[Data entries for graphics]
▼▼▼
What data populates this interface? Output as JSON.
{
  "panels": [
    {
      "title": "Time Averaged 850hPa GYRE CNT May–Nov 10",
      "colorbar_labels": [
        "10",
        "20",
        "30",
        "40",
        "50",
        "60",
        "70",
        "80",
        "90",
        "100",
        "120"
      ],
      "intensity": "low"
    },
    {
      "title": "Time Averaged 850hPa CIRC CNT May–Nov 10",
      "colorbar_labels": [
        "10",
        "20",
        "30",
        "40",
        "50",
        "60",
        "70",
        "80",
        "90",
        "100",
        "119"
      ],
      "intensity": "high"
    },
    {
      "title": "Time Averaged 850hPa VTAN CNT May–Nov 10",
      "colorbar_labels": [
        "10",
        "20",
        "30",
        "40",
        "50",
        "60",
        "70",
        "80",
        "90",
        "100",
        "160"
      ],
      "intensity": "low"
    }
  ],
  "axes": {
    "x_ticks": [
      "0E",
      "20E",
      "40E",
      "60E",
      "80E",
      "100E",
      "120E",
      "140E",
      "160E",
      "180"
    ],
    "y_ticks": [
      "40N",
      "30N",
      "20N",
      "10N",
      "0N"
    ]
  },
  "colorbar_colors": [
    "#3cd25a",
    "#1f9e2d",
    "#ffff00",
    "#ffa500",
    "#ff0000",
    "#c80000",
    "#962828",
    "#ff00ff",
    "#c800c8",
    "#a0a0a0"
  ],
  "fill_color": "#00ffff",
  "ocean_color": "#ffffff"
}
▲▲▲
EXERCISE DIRECTIONS: Write out every line exactly as it stands.

COMPLETED EXERCISE:
What data populates this interface? Output as JSON.
{
  "panels": [
    {
      "title": "Time Averaged 850hPa GYRE CNT May–Nov 10",
      "colorbar_labels": [
        "10",
        "20",
        "30",
        "40",
        "50",
        "60",
        "70",
        "80",
        "90",
        "100",
        "120"
      ],
      "intensity": "low"
    },
    {
      "title": "Time Averaged 850hPa CIRC CNT May–Nov 10",
      "colorbar_labels": [
        "10",
        "20",
        "30",
        "40",
        "50",
        "60",
        "70",
        "80",
        "90",
        "100",
        "119"
      ],
      "intensity": "high"
    },
    {
      "title": "Time Averaged 850hPa VTAN CNT May–Nov 10",
      "colorbar_labels": [
        "10",
        "20",
        "30",
        "40",
        "50",
        "60",
        "70",
        "80",
        "90",
        "100",
        "160"
      ],
      "intensity": "low"
    }
  ],
  "axes": {
    "x_ticks": [
      "0E",
      "20E",
      "40E",
      "60E",
      "80E",
      "100E",
      "120E",
      "140E",
      "160E",
      "180"
    ],
    "y_ticks": [
      "40N",
      "30N",
      "20N",
      "10N",
      "0N"
    ]
  },
  "colorbar_colors": [
    "#3cd25a",
    "#1f9e2d",
    "#ffff00",
    "#ffa500",
    "#ff0000",
    "#c80000",
    "#962828",
    "#ff00ff",
    "#c800c8",
    "#a0a0a0"
  ],
  "fill_color": "#00ffff",
  "ocean_color": "#ffffff"
}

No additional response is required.